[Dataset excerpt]

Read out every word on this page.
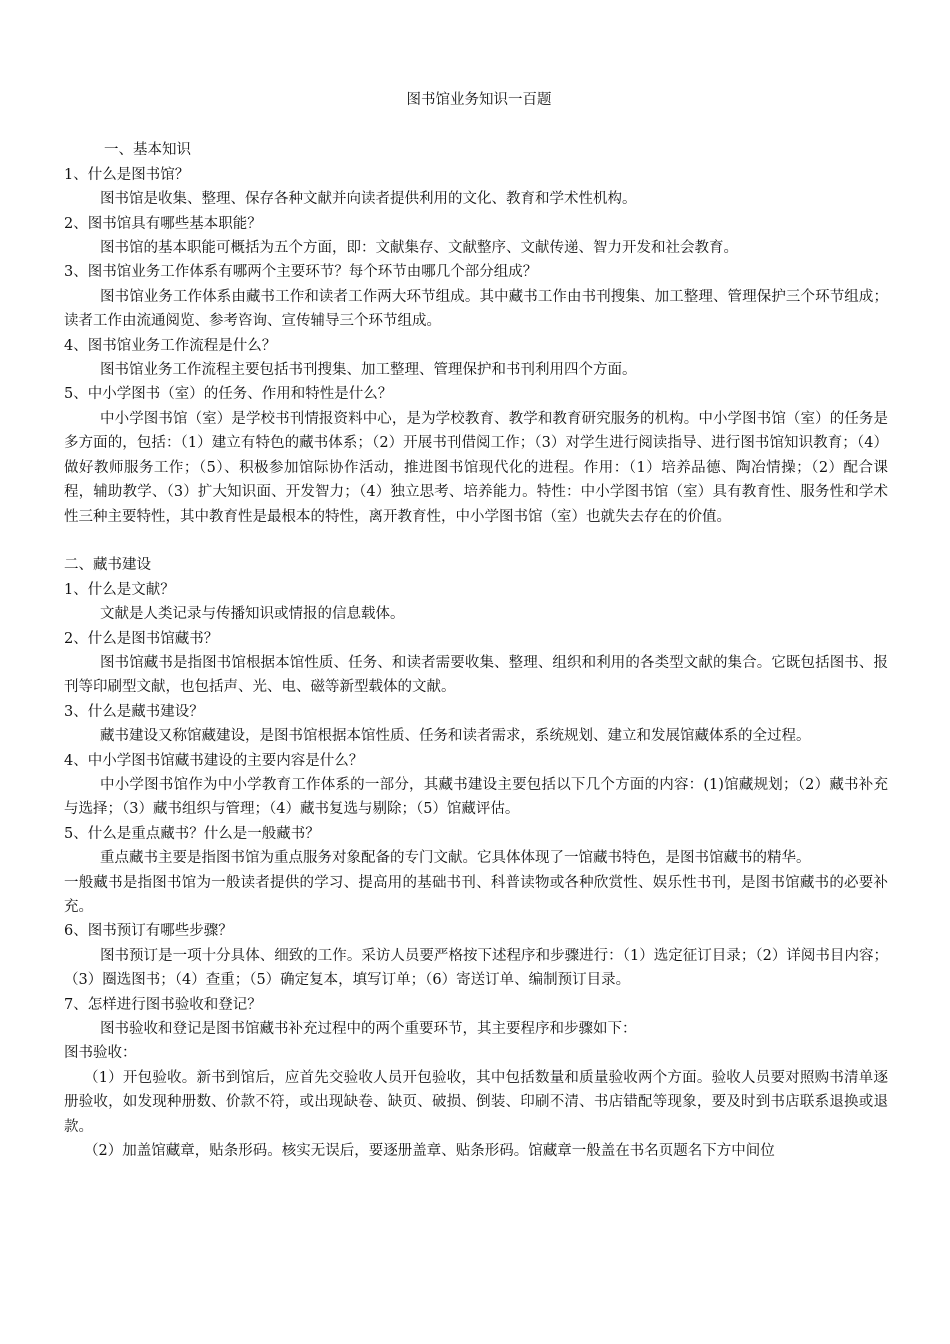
图书馆业务知识一百题

一、基本知识

1、什么是图书馆？

图书馆是收集、整理、保存各种文献并向读者提供利用的文化、教育和学术性机构。

2、图书馆具有哪些基本职能？

图书馆的基本职能可概括为五个方面，即：文献集存、文献整序、文献传递、智力开发和社会教育。

3、图书馆业务工作体系有哪两个主要环节？每个环节由哪几个部分组成？

图书馆业务工作体系由藏书工作和读者工作两大环节组成。其中藏书工作由书刊搜集、加工整理、管理保护三个环节组成；读者工作由流通阅览、参考咨询、宣传辅导三个环节组成。

4、图书馆业务工作流程是什么？

图书馆业务工作流程主要包括书刊搜集、加工整理、管理保护和书刊利用四个方面。

5、中小学图书（室）的任务、作用和特性是什么？

中小学图书馆（室）是学校书刊情报资料中心，是为学校教育、教学和教育研究服务的机构。中小学图书馆（室）的任务是多方面的，包括：（1）建立有特色的藏书体系；（2）开展书刊借阅工作；（3）对学生进行阅读指导、进行图书馆知识教育；（4）做好教师服务工作；（5）、积极参加馆际协作活动，推进图书馆现代化的进程。作用：（1）培养品德、陶冶情操；（2）配合课程，辅助教学、（3）扩大知识面、开发智力；（4）独立思考、培养能力。特性：中小学图书馆（室）具有教育性、服务性和学术性三种主要特性，其中教育性是最根本的特性，离开教育性，中小学图书馆（室）也就失去存在的价值。

二、藏书建设

1、什么是文献？

文献是人类记录与传播知识或情报的信息载体。

2、什么是图书馆藏书？

图书馆藏书是指图书馆根据本馆性质、任务、和读者需要收集、整理、组织和利用的各类型文献的集合。它既包括图书、报刊等印刷型文献，也包括声、光、电、磁等新型载体的文献。

3、什么是藏书建设？

藏书建设又称馆藏建设，是图书馆根据本馆性质、任务和读者需求，系统规划、建立和发展馆藏体系的全过程。

4、中小学图书馆藏书建设的主要内容是什么？

中小学图书馆作为中小学教育工作体系的一部分，其藏书建设主要包括以下几个方面的内容：(1)馆藏规划；（2）藏书补充与选择；（3）藏书组织与管理；（4）藏书复选与剔除；（5）馆藏评估。

5、什么是重点藏书？什么是一般藏书？

重点藏书主要是指图书馆为重点服务对象配备的专门文献。它具体体现了一馆藏书特色，是图书馆藏书的精华。

一般藏书是指图书馆为一般读者提供的学习、提高用的基础书刊、科普读物或各种欣赏性、娱乐性书刊，是图书馆藏书的必要补充。

6、图书预订有哪些步骤？

图书预订是一项十分具体、细致的工作。采访人员要严格按下述程序和步骤进行：（1）选定征订目录；（2）详阅书目内容；（3）圈选图书；（4）查重；（5）确定复本，填写订单；（6）寄送订单、编制预订目录。

7、怎样进行图书验收和登记？

图书验收和登记是图书馆藏书补充过程中的两个重要环节，其主要程序和步骤如下：

图书验收：

（1）开包验收。新书到馆后，应首先交验收人员开包验收，其中包括数量和质量验收两个方面。验收人员要对照购书清单逐册验收，如发现种册数、价款不符，或出现缺卷、缺页、破损、倒装、印刷不清、书店错配等现象，要及时到书店联系退换或退款。

（2）加盖馆藏章，贴条形码。核实无误后，要逐册盖章、贴条形码。馆藏章一般盖在书名页题名下方中间位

**WHAT IS EXPECTED**
Transcribe all the lines above exactly, apart from the pictures.

**COMPLETE RESPONSE**
Read out every word on this page.
图书馆业务知识一百题

一、基本知识

1、什么是图书馆？

图书馆是收集、整理、保存各种文献并向读者提供利用的文化、教育和学术性机构。

2、图书馆具有哪些基本职能？

图书馆的基本职能可概括为五个方面，即：文献集存、文献整序、文献传递、智力开发和社会教育。

3、图书馆业务工作体系有哪两个主要环节？每个环节由哪几个部分组成？

图书馆业务工作体系由藏书工作和读者工作两大环节组成。其中藏书工作由书刊搜集、加工整理、管理保护三个环节组成；读者工作由流通阅览、参考咨询、宣传辅导三个环节组成。

4、图书馆业务工作流程是什么？

图书馆业务工作流程主要包括书刊搜集、加工整理、管理保护和书刊利用四个方面。

5、中小学图书（室）的任务、作用和特性是什么？

中小学图书馆（室）是学校书刊情报资料中心，是为学校教育、教学和教育研究服务的机构。中小学图书馆（室）的任务是多方面的，包括：（1）建立有特色的藏书体系；（2）开展书刊借阅工作；（3）对学生进行阅读指导、进行图书馆知识教育；（4）做好教师服务工作；（5）、积极参加馆际协作活动，推进图书馆现代化的进程。作用：（1）培养品德、陶冶情操；（2）配合课程，辅助教学、（3）扩大知识面、开发智力；（4）独立思考、培养能力。特性：中小学图书馆（室）具有教育性、服务性和学术性三种主要特性，其中教育性是最根本的特性，离开教育性，中小学图书馆（室）也就失去存在的价值。

二、藏书建设

1、什么是文献？

文献是人类记录与传播知识或情报的信息载体。

2、什么是图书馆藏书？

图书馆藏书是指图书馆根据本馆性质、任务、和读者需要收集、整理、组织和利用的各类型文献的集合。它既包括图书、报刊等印刷型文献，也包括声、光、电、磁等新型载体的文献。

3、什么是藏书建设？

藏书建设又称馆藏建设，是图书馆根据本馆性质、任务和读者需求，系统规划、建立和发展馆藏体系的全过程。

4、中小学图书馆藏书建设的主要内容是什么？

中小学图书馆作为中小学教育工作体系的一部分，其藏书建设主要包括以下几个方面的内容：(1)馆藏规划；（2）藏书补充与选择；（3）藏书组织与管理；（4）藏书复选与剔除；（5）馆藏评估。

5、什么是重点藏书？什么是一般藏书？

重点藏书主要是指图书馆为重点服务对象配备的专门文献。它具体体现了一馆藏书特色，是图书馆藏书的精华。

一般藏书是指图书馆为一般读者提供的学习、提高用的基础书刊、科普读物或各种欣赏性、娱乐性书刊，是图书馆藏书的必要补充。

6、图书预订有哪些步骤？

图书预订是一项十分具体、细致的工作。采访人员要严格按下述程序和步骤进行：（1）选定征订目录；（2）详阅书目内容；（3）圈选图书；（4）查重；（5）确定复本，填写订单；（6）寄送订单、编制预订目录。

7、怎样进行图书验收和登记？

图书验收和登记是图书馆藏书补充过程中的两个重要环节，其主要程序和步骤如下：

图书验收：

（1）开包验收。新书到馆后，应首先交验收人员开包验收，其中包括数量和质量验收两个方面。验收人员要对照购书清单逐册验收，如发现种册数、价款不符，或出现缺卷、缺页、破损、倒装、印刷不清、书店错配等现象，要及时到书店联系退换或退款。

（2）加盖馆藏章，贴条形码。核实无误后，要逐册盖章、贴条形码。馆藏章一般盖在书名页题名下方中间位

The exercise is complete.